### Instructions for the task
Determine how many lines contain the string "content", then reply with that figure only.

— START —

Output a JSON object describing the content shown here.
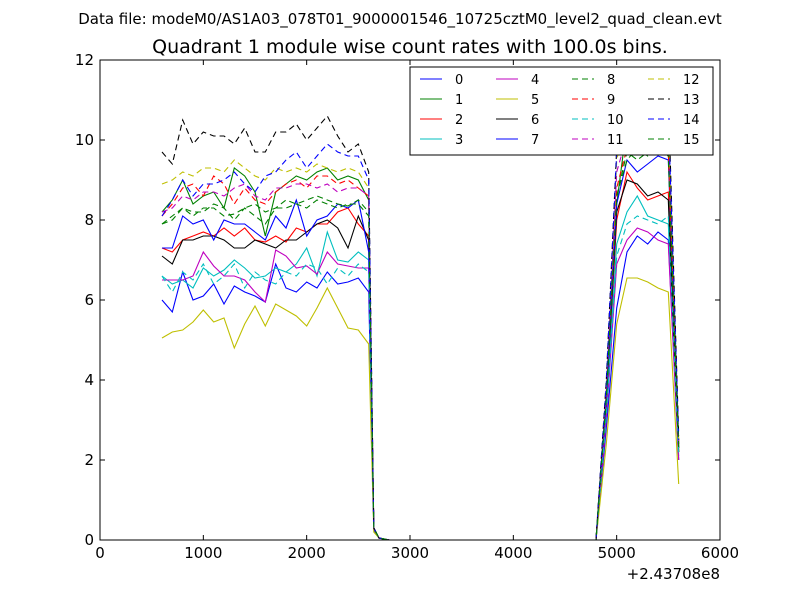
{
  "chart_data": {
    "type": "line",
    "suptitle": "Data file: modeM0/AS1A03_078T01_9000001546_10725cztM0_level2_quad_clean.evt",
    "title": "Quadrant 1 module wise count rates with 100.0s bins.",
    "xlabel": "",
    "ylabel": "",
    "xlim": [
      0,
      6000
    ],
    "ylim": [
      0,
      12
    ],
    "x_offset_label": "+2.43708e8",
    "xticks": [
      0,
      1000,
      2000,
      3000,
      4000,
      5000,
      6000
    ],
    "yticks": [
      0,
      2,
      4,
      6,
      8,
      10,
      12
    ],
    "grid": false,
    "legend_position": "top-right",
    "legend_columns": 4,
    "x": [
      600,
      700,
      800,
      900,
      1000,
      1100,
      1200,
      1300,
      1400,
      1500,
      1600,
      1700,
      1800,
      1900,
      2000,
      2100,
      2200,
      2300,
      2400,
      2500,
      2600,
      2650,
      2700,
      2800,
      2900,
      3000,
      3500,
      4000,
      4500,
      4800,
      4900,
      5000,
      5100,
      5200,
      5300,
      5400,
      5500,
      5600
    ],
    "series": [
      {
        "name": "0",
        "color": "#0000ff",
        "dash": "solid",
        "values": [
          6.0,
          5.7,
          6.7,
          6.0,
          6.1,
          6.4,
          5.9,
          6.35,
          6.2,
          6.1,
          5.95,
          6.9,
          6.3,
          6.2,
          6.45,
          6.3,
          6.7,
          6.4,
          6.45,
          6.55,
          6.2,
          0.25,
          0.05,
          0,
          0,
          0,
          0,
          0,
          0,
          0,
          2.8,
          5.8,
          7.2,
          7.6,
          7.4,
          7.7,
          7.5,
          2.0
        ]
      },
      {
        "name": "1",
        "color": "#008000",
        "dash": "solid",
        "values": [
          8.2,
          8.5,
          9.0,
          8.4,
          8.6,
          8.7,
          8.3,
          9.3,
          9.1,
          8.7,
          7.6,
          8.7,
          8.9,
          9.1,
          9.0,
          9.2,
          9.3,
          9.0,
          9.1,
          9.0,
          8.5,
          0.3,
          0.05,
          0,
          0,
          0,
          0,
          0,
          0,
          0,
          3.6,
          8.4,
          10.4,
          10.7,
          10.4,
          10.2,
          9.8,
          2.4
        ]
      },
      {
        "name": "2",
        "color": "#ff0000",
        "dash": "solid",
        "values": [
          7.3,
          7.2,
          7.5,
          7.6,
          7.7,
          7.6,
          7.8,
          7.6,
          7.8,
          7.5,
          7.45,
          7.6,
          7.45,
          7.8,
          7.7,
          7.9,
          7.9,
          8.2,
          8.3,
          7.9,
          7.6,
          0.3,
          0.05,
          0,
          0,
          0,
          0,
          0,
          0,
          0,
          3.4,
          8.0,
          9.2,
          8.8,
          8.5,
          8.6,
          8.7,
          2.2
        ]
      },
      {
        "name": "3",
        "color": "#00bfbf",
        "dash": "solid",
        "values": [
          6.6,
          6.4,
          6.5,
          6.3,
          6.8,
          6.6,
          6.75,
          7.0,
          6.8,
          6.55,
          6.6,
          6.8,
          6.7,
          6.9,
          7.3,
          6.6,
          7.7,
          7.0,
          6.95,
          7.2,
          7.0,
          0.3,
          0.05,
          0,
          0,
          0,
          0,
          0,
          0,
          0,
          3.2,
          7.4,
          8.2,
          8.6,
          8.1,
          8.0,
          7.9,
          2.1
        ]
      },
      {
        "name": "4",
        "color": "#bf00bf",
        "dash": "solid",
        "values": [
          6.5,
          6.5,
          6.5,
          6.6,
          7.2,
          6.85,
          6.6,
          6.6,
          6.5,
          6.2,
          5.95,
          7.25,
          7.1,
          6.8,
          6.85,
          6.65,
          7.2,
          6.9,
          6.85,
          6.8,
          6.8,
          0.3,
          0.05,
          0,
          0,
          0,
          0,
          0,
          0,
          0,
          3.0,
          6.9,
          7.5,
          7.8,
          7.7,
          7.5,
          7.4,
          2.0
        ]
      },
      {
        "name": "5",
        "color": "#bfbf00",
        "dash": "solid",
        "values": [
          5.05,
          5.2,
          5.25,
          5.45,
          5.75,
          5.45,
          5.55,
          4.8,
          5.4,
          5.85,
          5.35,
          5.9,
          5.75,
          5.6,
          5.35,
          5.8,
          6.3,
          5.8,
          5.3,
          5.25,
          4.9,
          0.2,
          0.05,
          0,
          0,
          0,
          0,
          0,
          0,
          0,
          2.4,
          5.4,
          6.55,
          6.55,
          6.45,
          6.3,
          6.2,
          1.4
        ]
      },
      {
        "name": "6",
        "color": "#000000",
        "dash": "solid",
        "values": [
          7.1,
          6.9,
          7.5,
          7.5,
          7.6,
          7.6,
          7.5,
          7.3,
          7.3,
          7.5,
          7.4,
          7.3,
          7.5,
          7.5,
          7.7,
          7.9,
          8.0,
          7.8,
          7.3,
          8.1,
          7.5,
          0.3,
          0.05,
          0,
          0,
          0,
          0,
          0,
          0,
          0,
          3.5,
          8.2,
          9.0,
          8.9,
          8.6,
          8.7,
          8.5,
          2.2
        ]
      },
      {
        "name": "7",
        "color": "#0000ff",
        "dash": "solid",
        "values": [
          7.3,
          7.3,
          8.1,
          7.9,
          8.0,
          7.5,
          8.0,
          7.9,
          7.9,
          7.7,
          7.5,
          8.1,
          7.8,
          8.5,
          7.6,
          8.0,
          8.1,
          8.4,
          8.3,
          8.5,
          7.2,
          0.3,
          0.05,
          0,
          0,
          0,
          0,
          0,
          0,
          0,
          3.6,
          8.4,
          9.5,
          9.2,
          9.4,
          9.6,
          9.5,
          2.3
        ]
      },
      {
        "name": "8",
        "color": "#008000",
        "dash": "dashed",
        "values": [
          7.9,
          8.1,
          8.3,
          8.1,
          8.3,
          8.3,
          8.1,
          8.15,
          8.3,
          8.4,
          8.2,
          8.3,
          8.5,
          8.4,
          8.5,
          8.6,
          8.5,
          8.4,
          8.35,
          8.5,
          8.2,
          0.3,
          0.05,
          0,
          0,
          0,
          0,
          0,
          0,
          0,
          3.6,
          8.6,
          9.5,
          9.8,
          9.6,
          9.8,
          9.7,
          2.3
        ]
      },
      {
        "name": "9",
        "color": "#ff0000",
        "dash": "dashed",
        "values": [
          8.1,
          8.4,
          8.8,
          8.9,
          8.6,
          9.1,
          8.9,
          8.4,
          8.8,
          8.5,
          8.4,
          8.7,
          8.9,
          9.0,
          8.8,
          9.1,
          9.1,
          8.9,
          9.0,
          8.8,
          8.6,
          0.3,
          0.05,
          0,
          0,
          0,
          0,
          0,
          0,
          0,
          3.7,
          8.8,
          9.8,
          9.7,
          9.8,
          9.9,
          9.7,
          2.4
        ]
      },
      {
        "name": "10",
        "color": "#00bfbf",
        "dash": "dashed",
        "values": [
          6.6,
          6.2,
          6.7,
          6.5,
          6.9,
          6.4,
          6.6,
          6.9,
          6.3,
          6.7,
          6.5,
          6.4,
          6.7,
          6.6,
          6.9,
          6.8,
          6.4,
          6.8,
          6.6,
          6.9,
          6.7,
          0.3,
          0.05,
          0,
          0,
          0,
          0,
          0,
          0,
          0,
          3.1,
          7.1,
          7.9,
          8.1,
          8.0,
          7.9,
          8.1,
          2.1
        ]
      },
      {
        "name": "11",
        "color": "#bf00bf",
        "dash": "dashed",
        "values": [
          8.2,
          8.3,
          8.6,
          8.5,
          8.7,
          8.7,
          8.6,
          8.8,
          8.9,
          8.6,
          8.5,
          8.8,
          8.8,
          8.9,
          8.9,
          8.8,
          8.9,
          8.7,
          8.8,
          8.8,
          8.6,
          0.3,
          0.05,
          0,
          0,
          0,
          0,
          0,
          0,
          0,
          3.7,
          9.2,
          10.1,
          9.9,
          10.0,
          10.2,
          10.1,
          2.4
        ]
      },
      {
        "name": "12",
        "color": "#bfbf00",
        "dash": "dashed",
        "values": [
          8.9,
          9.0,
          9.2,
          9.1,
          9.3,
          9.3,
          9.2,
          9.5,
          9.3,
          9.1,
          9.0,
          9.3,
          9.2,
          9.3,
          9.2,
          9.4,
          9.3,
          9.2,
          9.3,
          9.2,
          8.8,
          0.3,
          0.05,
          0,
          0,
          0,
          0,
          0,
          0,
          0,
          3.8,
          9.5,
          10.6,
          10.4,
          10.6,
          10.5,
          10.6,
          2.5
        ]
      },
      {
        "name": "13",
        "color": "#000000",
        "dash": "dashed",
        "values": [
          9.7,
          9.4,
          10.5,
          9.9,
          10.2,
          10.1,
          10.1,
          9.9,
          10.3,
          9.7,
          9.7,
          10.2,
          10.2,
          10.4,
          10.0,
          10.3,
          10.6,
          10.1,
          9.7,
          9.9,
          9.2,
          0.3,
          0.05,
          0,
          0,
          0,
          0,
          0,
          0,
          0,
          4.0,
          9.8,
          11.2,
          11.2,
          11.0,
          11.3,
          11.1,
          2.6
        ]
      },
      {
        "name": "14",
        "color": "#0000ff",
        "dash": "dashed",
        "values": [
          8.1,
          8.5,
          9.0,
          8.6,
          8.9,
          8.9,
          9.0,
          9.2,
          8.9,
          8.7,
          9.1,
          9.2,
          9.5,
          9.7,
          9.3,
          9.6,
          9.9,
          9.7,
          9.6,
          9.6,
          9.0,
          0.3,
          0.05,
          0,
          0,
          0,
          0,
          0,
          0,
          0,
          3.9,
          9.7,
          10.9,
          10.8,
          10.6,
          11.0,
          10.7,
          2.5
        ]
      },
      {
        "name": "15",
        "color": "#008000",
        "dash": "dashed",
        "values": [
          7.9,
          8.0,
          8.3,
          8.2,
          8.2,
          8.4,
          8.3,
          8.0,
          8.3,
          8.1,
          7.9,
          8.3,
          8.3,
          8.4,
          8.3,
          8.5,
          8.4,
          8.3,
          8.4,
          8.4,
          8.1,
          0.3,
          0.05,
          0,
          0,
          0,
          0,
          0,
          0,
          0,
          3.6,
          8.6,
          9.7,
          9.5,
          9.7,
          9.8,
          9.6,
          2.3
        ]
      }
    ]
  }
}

— END —
— START —

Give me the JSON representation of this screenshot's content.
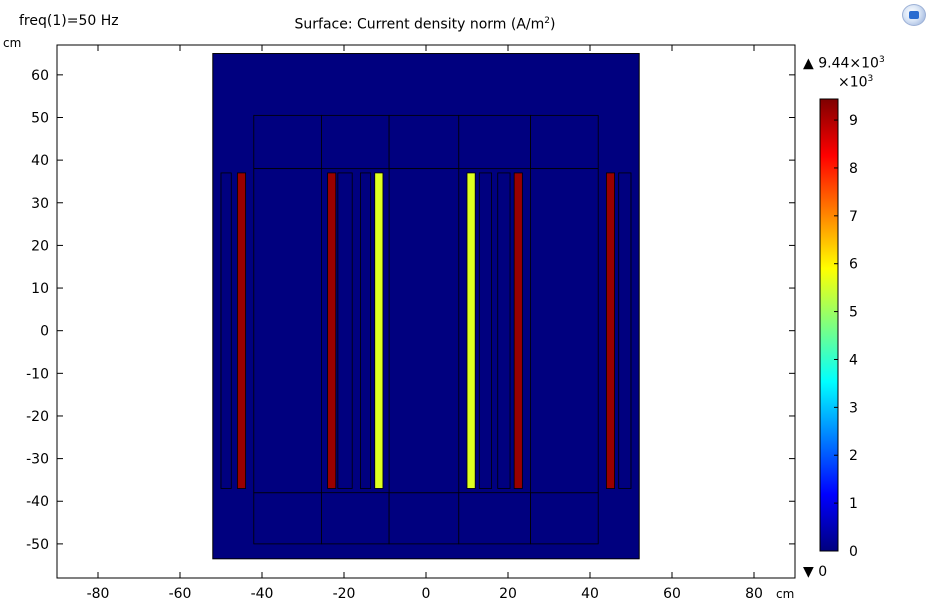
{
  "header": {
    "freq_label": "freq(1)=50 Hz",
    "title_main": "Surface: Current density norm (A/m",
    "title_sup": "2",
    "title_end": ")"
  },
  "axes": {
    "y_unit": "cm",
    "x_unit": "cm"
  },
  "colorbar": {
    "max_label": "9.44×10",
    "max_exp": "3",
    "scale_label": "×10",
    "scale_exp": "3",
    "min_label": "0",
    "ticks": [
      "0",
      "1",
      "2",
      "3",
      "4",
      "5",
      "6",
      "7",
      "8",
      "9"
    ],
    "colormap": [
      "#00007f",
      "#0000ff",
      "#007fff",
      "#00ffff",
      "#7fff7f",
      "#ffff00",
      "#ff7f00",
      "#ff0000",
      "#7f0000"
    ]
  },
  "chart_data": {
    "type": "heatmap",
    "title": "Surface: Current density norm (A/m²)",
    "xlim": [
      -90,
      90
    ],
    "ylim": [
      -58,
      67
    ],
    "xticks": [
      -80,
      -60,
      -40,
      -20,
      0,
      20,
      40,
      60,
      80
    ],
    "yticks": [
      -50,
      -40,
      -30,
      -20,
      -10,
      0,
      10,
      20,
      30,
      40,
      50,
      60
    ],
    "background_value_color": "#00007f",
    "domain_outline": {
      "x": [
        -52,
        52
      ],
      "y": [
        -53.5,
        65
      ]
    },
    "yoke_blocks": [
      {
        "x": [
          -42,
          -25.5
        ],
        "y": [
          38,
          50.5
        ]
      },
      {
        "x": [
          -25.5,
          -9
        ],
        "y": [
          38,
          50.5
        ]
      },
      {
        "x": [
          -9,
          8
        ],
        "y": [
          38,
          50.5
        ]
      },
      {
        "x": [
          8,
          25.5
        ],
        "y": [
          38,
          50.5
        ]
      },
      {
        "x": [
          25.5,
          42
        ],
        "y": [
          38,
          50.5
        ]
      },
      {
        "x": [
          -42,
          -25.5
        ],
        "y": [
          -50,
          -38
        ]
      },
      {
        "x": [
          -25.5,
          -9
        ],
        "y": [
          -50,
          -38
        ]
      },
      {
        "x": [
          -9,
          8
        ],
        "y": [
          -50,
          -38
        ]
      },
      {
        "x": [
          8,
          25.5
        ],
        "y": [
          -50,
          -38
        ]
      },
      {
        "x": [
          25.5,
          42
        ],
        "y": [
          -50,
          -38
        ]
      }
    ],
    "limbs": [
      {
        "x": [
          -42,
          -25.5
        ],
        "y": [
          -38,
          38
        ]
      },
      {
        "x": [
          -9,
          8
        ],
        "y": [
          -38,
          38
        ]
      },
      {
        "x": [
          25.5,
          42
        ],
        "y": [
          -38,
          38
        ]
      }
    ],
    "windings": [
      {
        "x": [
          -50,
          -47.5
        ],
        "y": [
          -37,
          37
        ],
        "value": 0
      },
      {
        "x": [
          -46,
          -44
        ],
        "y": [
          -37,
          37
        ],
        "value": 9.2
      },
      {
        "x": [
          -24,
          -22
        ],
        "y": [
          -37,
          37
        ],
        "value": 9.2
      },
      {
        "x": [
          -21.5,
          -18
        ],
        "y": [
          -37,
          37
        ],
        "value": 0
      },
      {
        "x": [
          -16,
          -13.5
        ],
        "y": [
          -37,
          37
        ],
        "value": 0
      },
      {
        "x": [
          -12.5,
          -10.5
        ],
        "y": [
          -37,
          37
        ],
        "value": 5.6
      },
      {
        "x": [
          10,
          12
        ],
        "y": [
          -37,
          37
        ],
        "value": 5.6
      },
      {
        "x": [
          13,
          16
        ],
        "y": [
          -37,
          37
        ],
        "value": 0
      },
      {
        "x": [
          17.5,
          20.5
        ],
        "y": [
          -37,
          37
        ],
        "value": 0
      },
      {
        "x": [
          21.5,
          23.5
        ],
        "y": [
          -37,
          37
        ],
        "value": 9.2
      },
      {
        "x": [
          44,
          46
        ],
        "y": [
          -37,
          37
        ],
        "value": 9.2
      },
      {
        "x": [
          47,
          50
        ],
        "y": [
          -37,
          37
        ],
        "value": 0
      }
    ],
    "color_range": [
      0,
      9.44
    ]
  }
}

— END —

### Problem solution
2